Description of the task:
Pick out the lines below with "error" and list them.
─── Dataset rows
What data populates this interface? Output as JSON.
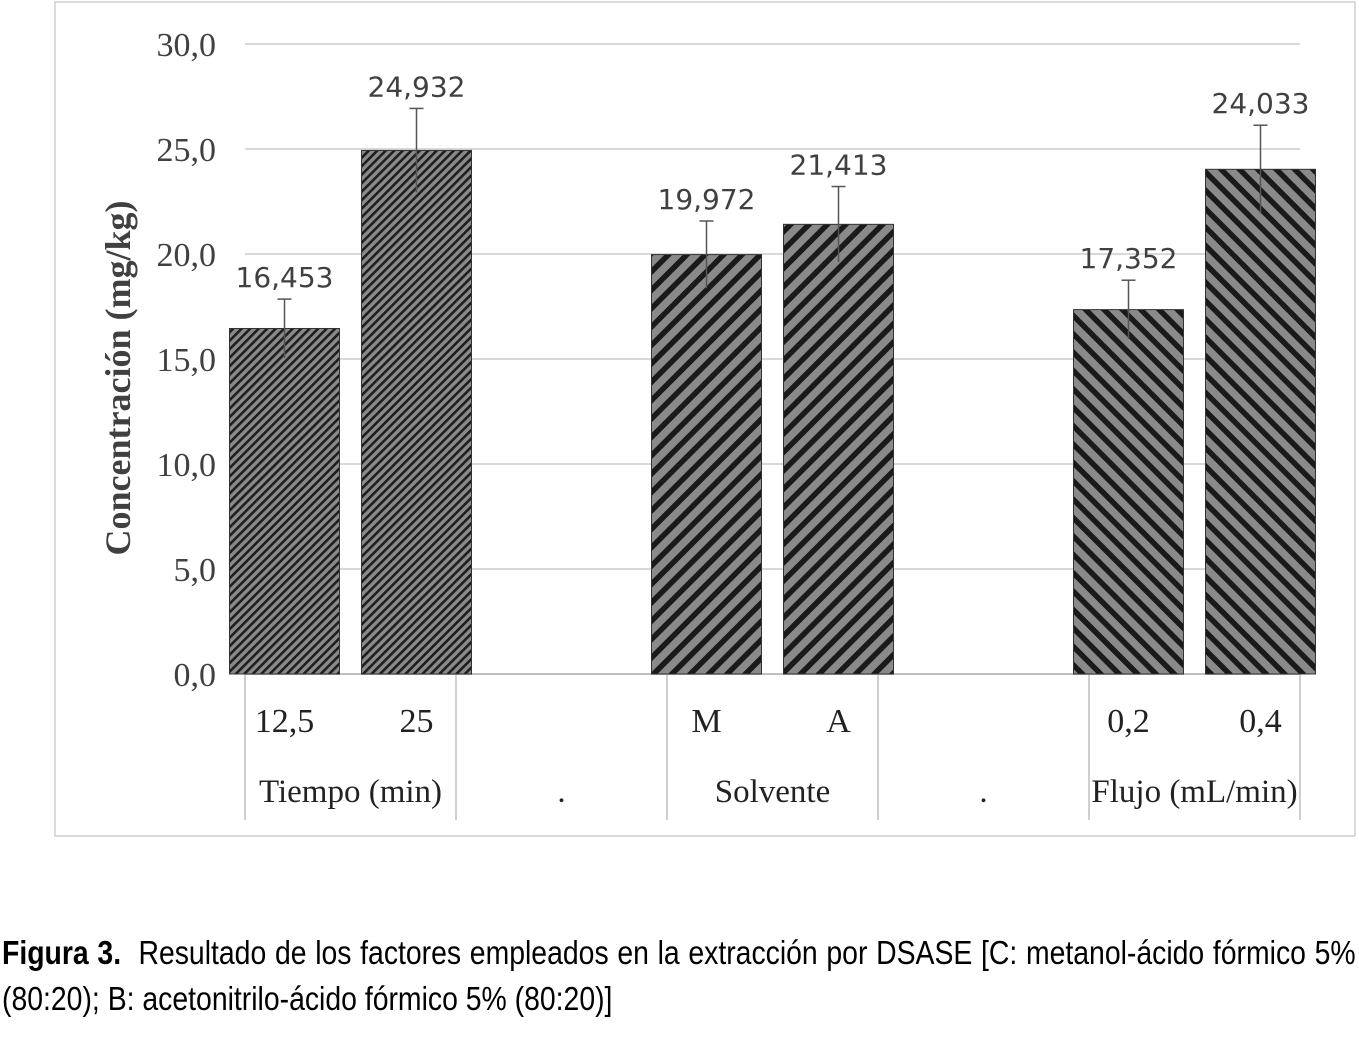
{
  "chart_data": {
    "type": "bar",
    "ylabel": "Concentración (mg/kg)",
    "ylim": [
      0,
      30
    ],
    "yticks": [
      "0,0",
      "5,0",
      "10,0",
      "15,0",
      "20,0",
      "25,0",
      "30,0"
    ],
    "ytick_values": [
      0,
      5,
      10,
      15,
      20,
      25,
      30
    ],
    "grid": true,
    "groups": [
      {
        "name": "Tiempo (min)",
        "bars": [
          {
            "category": "12,5",
            "value": 16.453,
            "label": "16,453",
            "error": 1.4,
            "pattern": "diag-right-fine"
          },
          {
            "category": "25",
            "value": 24.932,
            "label": "24,932",
            "error": 2.0,
            "pattern": "diag-right-fine"
          }
        ]
      },
      {
        "name": ".",
        "bars": []
      },
      {
        "name": "Solvente",
        "bars": [
          {
            "category": "M",
            "value": 19.972,
            "label": "19,972",
            "error": 1.6,
            "pattern": "diag-right-wide"
          },
          {
            "category": "A",
            "value": 21.413,
            "label": "21,413",
            "error": 1.8,
            "pattern": "diag-right-wide"
          }
        ]
      },
      {
        "name": ".",
        "bars": []
      },
      {
        "name": "Flujo (mL/min)",
        "bars": [
          {
            "category": "0,2",
            "value": 17.352,
            "label": "17,352",
            "error": 1.4,
            "pattern": "diag-left-wide"
          },
          {
            "category": "0,4",
            "value": 24.033,
            "label": "24,033",
            "error": 2.1,
            "pattern": "diag-left-wide"
          }
        ]
      }
    ],
    "colors": {
      "bar_fill": "#7a7a7a",
      "stripe": "#1a1a1a",
      "grid": "#d9d9d9",
      "axis": "#bfbfbf",
      "text": "#404040"
    }
  },
  "caption": {
    "label": "Figura 3.",
    "text": "Resultado de los factores empleados en la extracción por DSASE [C: metanol-ácido fórmico 5% (80:20); B: acetonitrilo-ácido fórmico 5% (80:20)]"
  }
}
──────
Completed exercise:
            "error": 1.4,
            "error": 2.0,
            "error": 1.6,
            "error": 1.8,
            "error": 1.4,
            "error": 2.1,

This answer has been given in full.